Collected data
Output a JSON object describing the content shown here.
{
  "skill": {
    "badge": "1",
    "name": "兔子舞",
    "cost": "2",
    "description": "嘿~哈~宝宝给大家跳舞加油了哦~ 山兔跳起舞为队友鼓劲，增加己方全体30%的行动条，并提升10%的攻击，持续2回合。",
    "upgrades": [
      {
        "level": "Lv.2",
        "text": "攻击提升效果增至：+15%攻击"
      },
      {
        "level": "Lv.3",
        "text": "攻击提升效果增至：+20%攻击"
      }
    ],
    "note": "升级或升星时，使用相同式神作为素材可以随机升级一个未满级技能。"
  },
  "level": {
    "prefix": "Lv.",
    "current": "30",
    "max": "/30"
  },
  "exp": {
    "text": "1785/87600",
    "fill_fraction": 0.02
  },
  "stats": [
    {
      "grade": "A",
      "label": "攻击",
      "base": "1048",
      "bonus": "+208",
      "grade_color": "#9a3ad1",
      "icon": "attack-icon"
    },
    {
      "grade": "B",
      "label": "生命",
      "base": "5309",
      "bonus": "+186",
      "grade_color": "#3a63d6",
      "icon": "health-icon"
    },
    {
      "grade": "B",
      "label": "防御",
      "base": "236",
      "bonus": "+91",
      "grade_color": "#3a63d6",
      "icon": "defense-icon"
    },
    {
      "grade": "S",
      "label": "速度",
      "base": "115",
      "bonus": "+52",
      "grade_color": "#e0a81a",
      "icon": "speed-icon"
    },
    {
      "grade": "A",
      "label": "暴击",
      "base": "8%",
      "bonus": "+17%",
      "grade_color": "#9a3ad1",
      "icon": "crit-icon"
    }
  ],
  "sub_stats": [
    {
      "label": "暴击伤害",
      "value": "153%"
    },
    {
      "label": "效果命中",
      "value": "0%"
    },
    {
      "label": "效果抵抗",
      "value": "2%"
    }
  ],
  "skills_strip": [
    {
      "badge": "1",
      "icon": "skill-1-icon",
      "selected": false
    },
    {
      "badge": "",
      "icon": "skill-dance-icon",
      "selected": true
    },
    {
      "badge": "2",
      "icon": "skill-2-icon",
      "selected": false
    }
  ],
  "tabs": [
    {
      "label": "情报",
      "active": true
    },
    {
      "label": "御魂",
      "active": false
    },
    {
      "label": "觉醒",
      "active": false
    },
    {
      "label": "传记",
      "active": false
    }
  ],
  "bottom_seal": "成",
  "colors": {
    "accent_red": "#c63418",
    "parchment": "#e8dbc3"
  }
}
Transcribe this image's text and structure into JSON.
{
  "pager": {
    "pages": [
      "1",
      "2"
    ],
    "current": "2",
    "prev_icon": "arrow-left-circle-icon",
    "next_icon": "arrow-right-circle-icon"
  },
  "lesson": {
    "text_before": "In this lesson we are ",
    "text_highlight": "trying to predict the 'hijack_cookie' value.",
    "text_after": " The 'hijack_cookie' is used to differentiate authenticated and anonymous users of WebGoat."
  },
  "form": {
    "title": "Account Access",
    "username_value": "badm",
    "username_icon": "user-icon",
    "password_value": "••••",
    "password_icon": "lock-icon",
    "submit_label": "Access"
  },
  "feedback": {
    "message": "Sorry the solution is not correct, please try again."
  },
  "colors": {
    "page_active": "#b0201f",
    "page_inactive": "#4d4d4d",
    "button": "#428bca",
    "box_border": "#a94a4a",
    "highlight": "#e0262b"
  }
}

▸ Problem to solve:
Only lines with the word "JSON" should be collected from the material.

▸ Problem solution:
Output a JSON object describing the content shown here.
Transcribe this image's text and structure into JSON.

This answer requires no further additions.